◆ PROBLEM DETAILS:
Set out each line from the following listing that includes the word "name".

◆ THE RECORDS:
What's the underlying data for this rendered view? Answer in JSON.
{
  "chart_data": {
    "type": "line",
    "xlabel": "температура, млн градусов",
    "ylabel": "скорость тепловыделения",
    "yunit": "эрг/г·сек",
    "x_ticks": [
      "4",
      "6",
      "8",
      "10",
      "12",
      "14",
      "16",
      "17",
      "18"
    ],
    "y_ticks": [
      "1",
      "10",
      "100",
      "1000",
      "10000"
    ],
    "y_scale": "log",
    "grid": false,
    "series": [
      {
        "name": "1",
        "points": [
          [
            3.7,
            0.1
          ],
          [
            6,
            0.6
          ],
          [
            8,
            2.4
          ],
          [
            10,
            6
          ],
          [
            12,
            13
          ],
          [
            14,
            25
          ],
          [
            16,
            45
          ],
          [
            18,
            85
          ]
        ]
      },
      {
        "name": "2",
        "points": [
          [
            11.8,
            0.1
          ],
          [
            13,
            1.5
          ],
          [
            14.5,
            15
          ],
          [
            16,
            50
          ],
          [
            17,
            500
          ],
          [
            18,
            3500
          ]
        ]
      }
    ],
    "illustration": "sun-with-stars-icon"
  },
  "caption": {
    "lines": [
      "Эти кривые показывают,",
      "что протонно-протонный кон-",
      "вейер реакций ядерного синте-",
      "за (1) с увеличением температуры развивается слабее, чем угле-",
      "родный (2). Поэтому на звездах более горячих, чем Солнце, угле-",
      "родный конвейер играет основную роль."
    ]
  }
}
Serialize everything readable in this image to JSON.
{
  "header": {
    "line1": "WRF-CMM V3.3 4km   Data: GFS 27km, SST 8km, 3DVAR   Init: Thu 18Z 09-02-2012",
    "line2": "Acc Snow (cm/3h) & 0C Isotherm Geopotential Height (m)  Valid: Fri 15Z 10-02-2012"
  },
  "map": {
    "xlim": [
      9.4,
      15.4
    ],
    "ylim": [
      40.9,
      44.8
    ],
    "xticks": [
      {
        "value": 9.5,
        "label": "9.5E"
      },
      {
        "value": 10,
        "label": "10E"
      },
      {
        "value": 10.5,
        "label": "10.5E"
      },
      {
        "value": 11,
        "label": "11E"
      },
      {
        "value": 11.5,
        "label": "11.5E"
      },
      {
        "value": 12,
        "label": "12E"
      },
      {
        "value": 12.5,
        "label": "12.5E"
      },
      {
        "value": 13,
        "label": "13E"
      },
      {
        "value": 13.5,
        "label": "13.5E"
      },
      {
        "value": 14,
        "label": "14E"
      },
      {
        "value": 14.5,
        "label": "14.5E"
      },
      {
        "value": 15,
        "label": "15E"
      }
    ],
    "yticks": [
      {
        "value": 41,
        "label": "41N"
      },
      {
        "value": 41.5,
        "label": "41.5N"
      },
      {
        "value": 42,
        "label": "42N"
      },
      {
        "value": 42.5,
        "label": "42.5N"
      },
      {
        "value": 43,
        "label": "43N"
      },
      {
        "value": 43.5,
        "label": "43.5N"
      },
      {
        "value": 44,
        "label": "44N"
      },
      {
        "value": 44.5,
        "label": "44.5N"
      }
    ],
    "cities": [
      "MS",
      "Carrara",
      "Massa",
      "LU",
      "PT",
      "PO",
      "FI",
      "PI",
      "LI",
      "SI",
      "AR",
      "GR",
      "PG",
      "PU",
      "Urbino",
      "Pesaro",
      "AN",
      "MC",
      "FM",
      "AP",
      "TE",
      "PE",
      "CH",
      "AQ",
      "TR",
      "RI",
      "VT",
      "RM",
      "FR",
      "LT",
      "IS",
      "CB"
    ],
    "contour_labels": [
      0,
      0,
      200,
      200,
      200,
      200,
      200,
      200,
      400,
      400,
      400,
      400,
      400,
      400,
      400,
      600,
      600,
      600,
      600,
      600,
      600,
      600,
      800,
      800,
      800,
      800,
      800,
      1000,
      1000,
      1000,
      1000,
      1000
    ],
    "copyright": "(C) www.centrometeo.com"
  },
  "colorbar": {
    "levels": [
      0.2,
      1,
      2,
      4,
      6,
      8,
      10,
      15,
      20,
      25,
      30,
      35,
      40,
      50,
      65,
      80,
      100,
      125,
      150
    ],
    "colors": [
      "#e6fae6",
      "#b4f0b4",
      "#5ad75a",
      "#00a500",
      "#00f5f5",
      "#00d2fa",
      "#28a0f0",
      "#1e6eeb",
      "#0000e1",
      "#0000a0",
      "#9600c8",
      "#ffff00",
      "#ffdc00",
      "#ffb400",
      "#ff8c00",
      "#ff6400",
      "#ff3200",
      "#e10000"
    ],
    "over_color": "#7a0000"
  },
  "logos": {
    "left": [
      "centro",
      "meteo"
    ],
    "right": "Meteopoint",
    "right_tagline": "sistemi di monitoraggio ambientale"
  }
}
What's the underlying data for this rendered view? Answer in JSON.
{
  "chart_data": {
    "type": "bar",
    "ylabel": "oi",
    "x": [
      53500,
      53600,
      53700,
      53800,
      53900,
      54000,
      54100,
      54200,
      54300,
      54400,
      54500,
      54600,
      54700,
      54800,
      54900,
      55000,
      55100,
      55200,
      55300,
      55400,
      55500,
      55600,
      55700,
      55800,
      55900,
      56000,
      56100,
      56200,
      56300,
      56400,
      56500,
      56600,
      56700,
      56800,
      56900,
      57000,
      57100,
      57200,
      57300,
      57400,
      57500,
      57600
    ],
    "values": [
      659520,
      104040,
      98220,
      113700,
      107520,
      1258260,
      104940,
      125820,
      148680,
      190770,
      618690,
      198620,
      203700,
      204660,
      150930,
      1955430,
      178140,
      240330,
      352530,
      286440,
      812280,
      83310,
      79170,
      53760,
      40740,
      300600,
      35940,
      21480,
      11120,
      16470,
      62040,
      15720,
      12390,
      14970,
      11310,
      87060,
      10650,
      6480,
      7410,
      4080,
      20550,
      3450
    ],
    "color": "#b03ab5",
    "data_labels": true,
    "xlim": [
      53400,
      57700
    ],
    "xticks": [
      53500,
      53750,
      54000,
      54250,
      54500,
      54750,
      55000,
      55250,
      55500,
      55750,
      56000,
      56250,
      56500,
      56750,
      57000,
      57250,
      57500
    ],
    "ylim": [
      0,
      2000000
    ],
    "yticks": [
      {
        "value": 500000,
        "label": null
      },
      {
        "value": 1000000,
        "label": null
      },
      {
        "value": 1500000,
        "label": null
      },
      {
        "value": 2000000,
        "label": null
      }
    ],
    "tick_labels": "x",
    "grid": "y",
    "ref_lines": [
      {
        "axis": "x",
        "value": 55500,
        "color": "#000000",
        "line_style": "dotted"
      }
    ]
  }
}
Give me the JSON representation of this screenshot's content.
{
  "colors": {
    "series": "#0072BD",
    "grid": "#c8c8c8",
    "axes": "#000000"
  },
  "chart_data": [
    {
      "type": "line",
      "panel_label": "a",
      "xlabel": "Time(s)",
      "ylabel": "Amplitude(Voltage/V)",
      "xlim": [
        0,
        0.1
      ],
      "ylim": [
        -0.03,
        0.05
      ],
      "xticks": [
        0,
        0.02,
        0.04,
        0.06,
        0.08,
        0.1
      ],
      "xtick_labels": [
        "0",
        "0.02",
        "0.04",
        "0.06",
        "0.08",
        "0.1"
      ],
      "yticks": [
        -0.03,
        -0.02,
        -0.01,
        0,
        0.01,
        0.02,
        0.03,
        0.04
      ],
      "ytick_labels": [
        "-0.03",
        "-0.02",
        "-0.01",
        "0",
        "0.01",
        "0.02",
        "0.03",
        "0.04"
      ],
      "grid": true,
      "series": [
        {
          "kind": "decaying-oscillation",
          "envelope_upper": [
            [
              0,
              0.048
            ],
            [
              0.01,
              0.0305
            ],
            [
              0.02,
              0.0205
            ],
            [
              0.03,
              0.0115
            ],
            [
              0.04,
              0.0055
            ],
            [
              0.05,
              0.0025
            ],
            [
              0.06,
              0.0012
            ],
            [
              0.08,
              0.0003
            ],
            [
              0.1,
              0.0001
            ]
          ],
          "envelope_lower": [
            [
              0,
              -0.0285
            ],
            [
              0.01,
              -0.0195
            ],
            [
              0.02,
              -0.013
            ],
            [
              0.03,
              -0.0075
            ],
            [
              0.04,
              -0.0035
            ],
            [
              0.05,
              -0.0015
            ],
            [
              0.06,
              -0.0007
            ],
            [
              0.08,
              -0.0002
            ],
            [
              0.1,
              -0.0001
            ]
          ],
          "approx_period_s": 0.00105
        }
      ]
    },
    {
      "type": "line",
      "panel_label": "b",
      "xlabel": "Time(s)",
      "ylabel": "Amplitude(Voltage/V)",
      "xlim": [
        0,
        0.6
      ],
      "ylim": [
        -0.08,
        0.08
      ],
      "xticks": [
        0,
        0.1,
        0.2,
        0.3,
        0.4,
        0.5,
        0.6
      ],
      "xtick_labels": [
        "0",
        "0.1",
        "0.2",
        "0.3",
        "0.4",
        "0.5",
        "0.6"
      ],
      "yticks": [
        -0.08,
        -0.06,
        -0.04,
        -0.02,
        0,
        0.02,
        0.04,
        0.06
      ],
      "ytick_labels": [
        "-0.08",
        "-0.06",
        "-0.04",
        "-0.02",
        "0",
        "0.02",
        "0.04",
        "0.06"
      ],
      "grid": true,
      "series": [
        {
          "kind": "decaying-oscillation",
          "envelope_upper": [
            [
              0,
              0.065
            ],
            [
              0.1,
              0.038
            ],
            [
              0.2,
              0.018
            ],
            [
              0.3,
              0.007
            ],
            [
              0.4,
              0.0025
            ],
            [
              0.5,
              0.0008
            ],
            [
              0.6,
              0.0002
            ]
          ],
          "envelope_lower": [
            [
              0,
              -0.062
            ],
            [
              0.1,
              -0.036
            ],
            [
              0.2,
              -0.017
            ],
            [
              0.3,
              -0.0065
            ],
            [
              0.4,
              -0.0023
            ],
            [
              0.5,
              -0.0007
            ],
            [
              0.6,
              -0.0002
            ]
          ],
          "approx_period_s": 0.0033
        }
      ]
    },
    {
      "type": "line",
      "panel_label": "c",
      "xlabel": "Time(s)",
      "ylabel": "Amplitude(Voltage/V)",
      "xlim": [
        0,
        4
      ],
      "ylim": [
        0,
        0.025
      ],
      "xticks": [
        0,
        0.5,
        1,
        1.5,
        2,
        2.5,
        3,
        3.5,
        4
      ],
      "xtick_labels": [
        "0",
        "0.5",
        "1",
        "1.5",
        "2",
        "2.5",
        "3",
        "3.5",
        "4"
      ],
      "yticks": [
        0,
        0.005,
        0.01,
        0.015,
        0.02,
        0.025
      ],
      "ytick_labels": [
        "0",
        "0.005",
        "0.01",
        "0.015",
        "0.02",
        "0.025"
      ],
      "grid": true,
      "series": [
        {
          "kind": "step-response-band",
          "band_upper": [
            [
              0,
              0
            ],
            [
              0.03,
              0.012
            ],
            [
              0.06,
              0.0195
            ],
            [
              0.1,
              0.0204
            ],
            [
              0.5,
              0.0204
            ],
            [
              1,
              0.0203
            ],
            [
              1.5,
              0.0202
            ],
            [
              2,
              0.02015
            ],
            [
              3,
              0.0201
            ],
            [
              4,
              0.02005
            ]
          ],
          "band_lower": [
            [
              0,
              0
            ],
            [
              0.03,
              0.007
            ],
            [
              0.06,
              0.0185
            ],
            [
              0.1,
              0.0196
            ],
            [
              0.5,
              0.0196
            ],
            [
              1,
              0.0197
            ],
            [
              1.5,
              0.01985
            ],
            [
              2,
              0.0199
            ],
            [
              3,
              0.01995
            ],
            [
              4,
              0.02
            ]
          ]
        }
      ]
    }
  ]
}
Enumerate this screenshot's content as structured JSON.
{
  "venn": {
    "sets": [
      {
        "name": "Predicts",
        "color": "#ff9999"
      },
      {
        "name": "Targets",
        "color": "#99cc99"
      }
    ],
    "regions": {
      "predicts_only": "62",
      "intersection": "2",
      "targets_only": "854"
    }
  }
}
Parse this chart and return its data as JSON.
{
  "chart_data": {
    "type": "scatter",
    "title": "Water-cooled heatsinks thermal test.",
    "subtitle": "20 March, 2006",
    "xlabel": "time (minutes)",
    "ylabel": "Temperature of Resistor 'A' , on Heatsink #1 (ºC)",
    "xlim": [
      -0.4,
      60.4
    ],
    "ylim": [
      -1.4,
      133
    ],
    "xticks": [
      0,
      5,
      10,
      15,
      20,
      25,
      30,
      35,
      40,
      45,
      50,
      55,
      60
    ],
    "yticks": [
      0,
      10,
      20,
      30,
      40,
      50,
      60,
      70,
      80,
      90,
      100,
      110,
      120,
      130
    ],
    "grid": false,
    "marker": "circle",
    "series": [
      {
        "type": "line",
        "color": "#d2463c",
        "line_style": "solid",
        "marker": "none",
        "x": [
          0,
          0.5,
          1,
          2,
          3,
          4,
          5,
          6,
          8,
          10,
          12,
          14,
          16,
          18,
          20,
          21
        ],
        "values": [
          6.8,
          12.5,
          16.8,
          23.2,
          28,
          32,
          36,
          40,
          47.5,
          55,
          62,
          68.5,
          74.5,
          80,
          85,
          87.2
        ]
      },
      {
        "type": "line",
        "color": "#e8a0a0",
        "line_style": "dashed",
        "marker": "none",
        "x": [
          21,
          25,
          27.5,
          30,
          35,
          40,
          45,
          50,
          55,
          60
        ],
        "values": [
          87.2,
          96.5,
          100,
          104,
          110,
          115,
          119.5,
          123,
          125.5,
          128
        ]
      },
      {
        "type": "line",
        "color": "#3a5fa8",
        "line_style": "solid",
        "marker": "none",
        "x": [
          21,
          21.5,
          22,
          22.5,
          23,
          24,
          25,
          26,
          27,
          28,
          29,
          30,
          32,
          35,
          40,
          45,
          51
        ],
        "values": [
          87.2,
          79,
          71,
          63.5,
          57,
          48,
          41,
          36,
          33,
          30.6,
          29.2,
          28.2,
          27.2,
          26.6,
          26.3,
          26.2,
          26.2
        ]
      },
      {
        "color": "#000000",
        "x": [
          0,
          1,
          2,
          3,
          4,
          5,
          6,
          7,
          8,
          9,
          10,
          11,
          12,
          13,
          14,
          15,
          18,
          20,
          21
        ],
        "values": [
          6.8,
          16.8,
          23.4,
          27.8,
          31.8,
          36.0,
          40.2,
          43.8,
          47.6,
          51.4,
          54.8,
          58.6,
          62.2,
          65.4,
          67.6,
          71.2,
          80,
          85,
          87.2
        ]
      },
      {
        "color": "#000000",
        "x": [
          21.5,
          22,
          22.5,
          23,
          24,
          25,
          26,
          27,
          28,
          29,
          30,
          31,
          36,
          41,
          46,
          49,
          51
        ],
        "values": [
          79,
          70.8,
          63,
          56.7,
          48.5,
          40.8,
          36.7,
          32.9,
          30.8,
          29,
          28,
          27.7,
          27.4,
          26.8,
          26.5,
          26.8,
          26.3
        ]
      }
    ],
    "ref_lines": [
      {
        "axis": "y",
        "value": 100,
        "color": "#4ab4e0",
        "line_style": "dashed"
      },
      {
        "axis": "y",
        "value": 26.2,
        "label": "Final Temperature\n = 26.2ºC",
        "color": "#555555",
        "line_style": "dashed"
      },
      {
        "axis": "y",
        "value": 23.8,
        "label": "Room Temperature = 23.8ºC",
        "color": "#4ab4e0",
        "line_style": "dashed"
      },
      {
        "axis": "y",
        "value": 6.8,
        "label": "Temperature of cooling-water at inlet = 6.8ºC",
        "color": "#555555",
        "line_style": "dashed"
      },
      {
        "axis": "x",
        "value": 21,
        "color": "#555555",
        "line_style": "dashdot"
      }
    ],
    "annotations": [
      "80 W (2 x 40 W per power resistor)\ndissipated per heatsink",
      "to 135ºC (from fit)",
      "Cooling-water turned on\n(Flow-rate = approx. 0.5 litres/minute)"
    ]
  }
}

◆ FULL RESPONSE:
        "name": "1",
        "name": "2",
        "name": "Predicts",
        "name": "Targets",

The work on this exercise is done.